▶ [Task brief]:
In the listing below, find every line containing "right" and copy it out.

## BEGIN Data shown

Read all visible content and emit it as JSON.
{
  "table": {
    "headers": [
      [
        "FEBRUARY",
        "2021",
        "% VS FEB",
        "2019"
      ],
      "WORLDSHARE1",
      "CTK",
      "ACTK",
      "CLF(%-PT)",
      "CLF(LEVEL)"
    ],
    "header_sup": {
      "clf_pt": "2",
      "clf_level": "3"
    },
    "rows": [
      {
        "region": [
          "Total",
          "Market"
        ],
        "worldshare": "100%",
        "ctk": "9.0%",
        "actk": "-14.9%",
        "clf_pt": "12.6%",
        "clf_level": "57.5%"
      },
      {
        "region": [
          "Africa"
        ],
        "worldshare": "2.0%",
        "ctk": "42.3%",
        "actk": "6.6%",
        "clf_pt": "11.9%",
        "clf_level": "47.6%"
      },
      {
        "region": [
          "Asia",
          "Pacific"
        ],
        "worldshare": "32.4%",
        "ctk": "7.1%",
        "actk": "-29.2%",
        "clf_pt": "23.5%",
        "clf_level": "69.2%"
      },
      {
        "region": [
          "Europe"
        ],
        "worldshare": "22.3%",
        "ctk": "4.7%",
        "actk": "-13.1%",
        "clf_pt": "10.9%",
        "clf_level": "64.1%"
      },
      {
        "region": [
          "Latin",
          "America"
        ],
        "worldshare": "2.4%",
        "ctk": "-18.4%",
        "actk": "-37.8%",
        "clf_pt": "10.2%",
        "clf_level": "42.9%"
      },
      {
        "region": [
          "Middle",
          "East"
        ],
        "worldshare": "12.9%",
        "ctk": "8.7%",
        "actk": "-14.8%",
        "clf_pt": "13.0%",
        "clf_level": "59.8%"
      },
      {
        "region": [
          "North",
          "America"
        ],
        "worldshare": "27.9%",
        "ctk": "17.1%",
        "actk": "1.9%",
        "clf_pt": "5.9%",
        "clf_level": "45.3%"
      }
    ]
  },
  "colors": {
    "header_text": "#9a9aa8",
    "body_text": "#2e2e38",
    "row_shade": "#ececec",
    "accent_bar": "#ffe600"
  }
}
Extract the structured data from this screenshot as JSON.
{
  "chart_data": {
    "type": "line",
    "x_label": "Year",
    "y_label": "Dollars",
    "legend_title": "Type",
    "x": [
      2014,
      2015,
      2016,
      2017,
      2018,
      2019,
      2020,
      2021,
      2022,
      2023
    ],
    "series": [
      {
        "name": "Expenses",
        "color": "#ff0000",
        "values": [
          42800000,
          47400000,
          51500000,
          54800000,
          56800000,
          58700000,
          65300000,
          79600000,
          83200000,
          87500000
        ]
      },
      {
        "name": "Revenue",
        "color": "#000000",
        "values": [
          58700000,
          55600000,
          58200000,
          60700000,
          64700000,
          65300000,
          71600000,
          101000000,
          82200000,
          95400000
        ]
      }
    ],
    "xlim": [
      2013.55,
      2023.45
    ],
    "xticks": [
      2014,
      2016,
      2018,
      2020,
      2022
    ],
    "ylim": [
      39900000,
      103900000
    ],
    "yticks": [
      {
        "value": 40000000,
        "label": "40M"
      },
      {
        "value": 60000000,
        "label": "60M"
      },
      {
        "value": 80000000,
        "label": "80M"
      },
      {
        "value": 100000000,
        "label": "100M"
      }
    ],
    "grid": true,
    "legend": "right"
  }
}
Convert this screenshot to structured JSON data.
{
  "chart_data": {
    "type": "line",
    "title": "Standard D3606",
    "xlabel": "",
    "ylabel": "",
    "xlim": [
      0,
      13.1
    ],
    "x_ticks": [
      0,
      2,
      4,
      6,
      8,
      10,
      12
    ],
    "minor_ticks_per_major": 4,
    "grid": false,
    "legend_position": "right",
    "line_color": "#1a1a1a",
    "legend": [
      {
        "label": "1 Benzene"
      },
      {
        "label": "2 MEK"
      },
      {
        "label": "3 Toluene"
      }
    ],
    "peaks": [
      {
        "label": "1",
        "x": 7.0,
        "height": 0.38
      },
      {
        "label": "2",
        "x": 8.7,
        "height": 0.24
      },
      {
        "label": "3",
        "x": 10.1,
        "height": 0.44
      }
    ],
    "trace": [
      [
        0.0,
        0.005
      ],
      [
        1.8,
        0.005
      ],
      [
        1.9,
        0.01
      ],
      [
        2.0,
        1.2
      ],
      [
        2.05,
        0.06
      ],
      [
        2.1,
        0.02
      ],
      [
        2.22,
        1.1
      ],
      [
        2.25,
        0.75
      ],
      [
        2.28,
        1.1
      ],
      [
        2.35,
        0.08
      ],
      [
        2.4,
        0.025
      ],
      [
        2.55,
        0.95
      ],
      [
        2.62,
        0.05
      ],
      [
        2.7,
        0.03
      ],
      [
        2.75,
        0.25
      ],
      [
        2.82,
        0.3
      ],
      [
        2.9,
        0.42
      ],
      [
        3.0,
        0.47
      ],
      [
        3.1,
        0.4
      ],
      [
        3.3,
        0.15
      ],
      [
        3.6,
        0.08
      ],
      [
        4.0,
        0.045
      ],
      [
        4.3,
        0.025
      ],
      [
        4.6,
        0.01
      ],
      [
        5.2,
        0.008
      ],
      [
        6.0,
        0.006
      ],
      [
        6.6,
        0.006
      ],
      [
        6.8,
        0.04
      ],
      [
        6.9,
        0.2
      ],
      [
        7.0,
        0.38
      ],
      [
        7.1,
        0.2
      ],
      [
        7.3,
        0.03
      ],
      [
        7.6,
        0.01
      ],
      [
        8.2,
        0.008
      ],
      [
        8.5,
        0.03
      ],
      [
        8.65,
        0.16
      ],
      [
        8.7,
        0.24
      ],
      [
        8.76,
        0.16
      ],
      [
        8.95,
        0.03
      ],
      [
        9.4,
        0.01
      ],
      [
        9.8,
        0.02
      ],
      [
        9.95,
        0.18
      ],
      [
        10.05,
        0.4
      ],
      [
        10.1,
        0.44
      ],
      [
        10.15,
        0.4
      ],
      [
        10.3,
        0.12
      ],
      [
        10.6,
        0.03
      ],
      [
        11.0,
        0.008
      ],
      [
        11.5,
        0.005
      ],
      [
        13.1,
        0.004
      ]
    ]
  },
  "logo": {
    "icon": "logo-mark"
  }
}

## END Data shown
## BEGIN Data shown

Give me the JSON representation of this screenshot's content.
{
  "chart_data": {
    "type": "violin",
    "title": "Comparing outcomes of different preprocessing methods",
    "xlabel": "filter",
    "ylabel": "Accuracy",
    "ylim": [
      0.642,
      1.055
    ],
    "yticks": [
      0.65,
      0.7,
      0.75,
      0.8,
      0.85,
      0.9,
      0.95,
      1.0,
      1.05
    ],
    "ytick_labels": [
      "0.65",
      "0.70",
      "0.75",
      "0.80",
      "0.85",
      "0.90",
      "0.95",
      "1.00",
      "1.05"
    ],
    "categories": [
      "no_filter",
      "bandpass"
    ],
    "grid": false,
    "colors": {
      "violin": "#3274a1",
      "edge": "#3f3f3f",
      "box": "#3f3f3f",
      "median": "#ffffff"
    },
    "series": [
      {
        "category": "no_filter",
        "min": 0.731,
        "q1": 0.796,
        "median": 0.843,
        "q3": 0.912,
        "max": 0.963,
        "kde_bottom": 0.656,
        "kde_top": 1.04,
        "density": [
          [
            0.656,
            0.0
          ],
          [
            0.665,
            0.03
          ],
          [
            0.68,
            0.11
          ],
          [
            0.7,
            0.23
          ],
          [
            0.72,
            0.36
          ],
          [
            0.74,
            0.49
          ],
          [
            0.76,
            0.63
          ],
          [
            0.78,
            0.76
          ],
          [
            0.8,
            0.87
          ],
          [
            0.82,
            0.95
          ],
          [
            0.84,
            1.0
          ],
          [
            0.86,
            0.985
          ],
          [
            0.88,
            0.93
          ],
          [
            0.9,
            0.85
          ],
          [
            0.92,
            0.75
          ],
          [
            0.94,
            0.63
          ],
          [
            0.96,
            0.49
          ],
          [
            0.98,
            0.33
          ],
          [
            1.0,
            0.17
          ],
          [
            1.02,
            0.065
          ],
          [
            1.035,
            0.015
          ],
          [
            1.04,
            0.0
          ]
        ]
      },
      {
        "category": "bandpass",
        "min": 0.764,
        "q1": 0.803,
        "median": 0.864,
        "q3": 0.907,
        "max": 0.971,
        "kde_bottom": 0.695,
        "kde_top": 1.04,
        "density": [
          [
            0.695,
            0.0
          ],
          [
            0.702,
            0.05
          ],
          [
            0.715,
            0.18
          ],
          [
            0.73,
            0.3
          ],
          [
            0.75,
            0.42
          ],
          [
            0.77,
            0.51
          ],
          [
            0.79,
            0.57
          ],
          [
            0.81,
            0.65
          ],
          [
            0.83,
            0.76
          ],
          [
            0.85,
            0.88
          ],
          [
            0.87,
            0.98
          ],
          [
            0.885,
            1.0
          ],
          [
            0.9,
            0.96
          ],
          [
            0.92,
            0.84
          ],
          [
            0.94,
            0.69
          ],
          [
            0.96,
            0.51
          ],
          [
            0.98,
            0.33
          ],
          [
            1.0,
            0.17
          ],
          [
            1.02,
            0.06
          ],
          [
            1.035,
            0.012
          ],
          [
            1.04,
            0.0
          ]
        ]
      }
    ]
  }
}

## END Data shown

▶ [Result for this exercise]:
    "legend": "right"
    "legend_position": "right",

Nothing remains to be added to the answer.